[Stored data entries]
* * *

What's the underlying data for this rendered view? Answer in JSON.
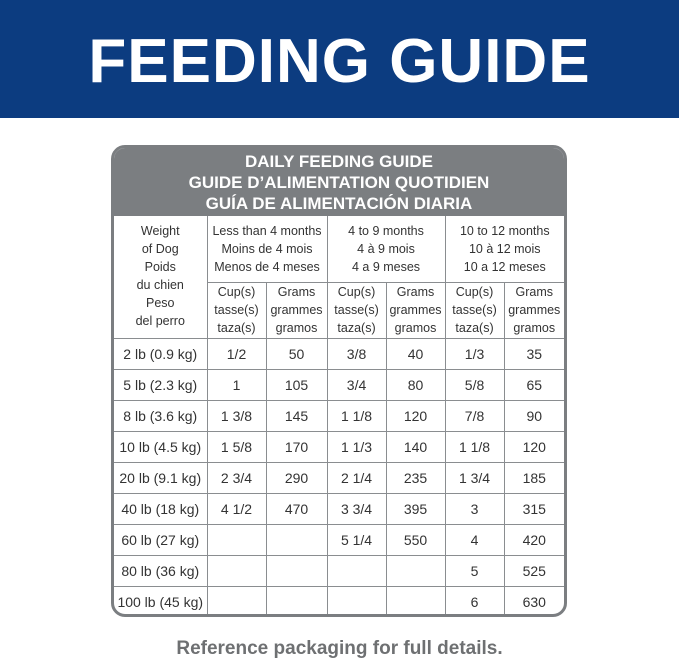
{
  "header": {
    "title": "FEEDING GUIDE"
  },
  "table": {
    "title_lines": [
      "DAILY FEEDING GUIDE",
      "GUIDE D’ALIMENTATION QUOTIDIEN",
      "GUÍA DE ALIMENTACIÓN DIARIA"
    ],
    "weight_header": [
      "Weight",
      "of Dog",
      "Poids",
      "du chien",
      "Peso",
      "del perro"
    ],
    "age_groups": [
      [
        "Less than 4 months",
        "Moins de 4 mois",
        "Menos de 4 meses"
      ],
      [
        "4 to 9 months",
        "4 à 9 mois",
        "4 a 9 meses"
      ],
      [
        "10 to 12 months",
        "10 à 12 mois",
        "10 a 12 meses"
      ]
    ],
    "unit_headers": [
      [
        "Cup(s)",
        "tasse(s)",
        "taza(s)"
      ],
      [
        "Grams",
        "grammes",
        "gramos"
      ]
    ],
    "rows": [
      [
        "2 lb (0.9 kg)",
        "1/2",
        "50",
        "3/8",
        "40",
        "1/3",
        "35"
      ],
      [
        "5 lb (2.3 kg)",
        "1",
        "105",
        "3/4",
        "80",
        "5/8",
        "65"
      ],
      [
        "8 lb (3.6 kg)",
        "1 3/8",
        "145",
        "1 1/8",
        "120",
        "7/8",
        "90"
      ],
      [
        "10 lb (4.5 kg)",
        "1 5/8",
        "170",
        "1 1/3",
        "140",
        "1 1/8",
        "120"
      ],
      [
        "20 lb (9.1 kg)",
        "2 3/4",
        "290",
        "2 1/4",
        "235",
        "1 3/4",
        "185"
      ],
      [
        "40 lb (18 kg)",
        "4 1/2",
        "470",
        "3 3/4",
        "395",
        "3",
        "315"
      ],
      [
        "60 lb (27 kg)",
        null,
        null,
        "5 1/4",
        "550",
        "4",
        "420"
      ],
      [
        "80 lb (36 kg)",
        null,
        null,
        null,
        null,
        "5",
        "525"
      ],
      [
        "100 lb (45 kg)",
        null,
        null,
        null,
        null,
        "6",
        "630"
      ]
    ]
  },
  "footer": {
    "note": "Reference packaging for full details."
  }
}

* * *

*Problem statement*.
Exclude the pictures, and transcribe all of the material exactly.

*Reply*.
What's the underlying data for this rendered view? Answer in JSON.
{
  "header": {
    "title": "FEEDING GUIDE"
  },
  "table": {
    "title_lines": [
      "DAILY FEEDING GUIDE",
      "GUIDE D’ALIMENTATION QUOTIDIEN",
      "GUÍA DE ALIMENTACIÓN DIARIA"
    ],
    "weight_header": [
      "Weight",
      "of Dog",
      "Poids",
      "du chien",
      "Peso",
      "del perro"
    ],
    "age_groups": [
      [
        "Less than 4 months",
        "Moins de 4 mois",
        "Menos de 4 meses"
      ],
      [
        "4 to 9 months",
        "4 à 9 mois",
        "4 a 9 meses"
      ],
      [
        "10 to 12 months",
        "10 à 12 mois",
        "10 a 12 meses"
      ]
    ],
    "unit_headers": [
      [
        "Cup(s)",
        "tasse(s)",
        "taza(s)"
      ],
      [
        "Grams",
        "grammes",
        "gramos"
      ]
    ],
    "rows": [
      [
        "2 lb (0.9 kg)",
        "1/2",
        "50",
        "3/8",
        "40",
        "1/3",
        "35"
      ],
      [
        "5 lb (2.3 kg)",
        "1",
        "105",
        "3/4",
        "80",
        "5/8",
        "65"
      ],
      [
        "8 lb (3.6 kg)",
        "1 3/8",
        "145",
        "1 1/8",
        "120",
        "7/8",
        "90"
      ],
      [
        "10 lb (4.5 kg)",
        "1 5/8",
        "170",
        "1 1/3",
        "140",
        "1 1/8",
        "120"
      ],
      [
        "20 lb (9.1 kg)",
        "2 3/4",
        "290",
        "2 1/4",
        "235",
        "1 3/4",
        "185"
      ],
      [
        "40 lb (18 kg)",
        "4 1/2",
        "470",
        "3 3/4",
        "395",
        "3",
        "315"
      ],
      [
        "60 lb (27 kg)",
        null,
        null,
        "5 1/4",
        "550",
        "4",
        "420"
      ],
      [
        "80 lb (36 kg)",
        null,
        null,
        null,
        null,
        "5",
        "525"
      ],
      [
        "100 lb (45 kg)",
        null,
        null,
        null,
        null,
        "6",
        "630"
      ]
    ]
  },
  "footer": {
    "note": "Reference packaging for full details."
  }
}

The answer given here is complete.